• _The task_: Repeat the lines that follow, leaving nothing out.
┌─ Record list
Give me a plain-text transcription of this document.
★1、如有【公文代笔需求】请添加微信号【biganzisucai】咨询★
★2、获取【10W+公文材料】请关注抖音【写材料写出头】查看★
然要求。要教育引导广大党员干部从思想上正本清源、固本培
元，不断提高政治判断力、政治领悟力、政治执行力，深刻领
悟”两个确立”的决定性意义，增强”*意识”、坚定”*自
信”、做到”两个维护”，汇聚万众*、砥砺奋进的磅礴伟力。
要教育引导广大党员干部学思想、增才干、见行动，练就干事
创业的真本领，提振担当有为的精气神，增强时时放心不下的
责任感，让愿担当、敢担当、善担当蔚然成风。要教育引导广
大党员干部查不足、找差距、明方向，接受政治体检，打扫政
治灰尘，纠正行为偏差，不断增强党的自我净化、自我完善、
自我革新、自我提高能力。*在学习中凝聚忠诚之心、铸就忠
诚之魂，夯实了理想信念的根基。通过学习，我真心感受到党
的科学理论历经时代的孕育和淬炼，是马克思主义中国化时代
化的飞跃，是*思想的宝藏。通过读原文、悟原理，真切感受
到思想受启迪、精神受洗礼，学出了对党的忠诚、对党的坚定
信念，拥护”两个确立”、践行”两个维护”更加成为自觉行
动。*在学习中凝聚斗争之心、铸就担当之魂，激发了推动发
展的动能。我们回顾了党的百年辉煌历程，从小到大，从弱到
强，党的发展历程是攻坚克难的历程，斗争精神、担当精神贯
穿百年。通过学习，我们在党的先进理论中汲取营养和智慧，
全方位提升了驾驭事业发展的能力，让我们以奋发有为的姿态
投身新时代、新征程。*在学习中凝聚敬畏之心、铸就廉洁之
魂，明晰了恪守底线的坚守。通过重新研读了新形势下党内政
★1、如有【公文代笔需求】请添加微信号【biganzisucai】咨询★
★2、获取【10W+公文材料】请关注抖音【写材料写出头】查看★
└─
• _Solution to the exercise_:
Give me a plain-text transcription of this document.
★1、如有【公文代笔需求】请添加微信号【biganzisucai】咨询★
★2、获取【10W+公文材料】请关注抖音【写材料写出头】查看★
然要求。要教育引导广大党员干部从思想上正本清源、固本培
元，不断提高政治判断力、政治领悟力、政治执行力，深刻领
悟”两个确立”的决定性意义，增强”*意识”、坚定”*自
信”、做到”两个维护”，汇聚万众*、砥砺奋进的磅礴伟力。
要教育引导广大党员干部学思想、增才干、见行动，练就干事
创业的真本领，提振担当有为的精气神，增强时时放心不下的
责任感，让愿担当、敢担当、善担当蔚然成风。要教育引导广
大党员干部查不足、找差距、明方向，接受政治体检，打扫政
治灰尘，纠正行为偏差，不断增强党的自我净化、自我完善、
自我革新、自我提高能力。*在学习中凝聚忠诚之心、铸就忠
诚之魂，夯实了理想信念的根基。通过学习，我真心感受到党
的科学理论历经时代的孕育和淬炼，是马克思主义中国化时代
化的飞跃，是*思想的宝藏。通过读原文、悟原理，真切感受
到思想受启迪、精神受洗礼，学出了对党的忠诚、对党的坚定
信念，拥护”两个确立”、践行”两个维护”更加成为自觉行
动。*在学习中凝聚斗争之心、铸就担当之魂，激发了推动发
展的动能。我们回顾了党的百年辉煌历程，从小到大，从弱到
强，党的发展历程是攻坚克难的历程，斗争精神、担当精神贯
穿百年。通过学习，我们在党的先进理论中汲取营养和智慧，
全方位提升了驾驭事业发展的能力，让我们以奋发有为的姿态
投身新时代、新征程。*在学习中凝聚敬畏之心、铸就廉洁之
魂，明晰了恪守底线的坚守。通过重新研读了新形势下党内政
★1、如有【公文代笔需求】请添加微信号【biganzisucai】咨询★
★2、获取【10W+公文材料】请关注抖音【写材料写出头】查看★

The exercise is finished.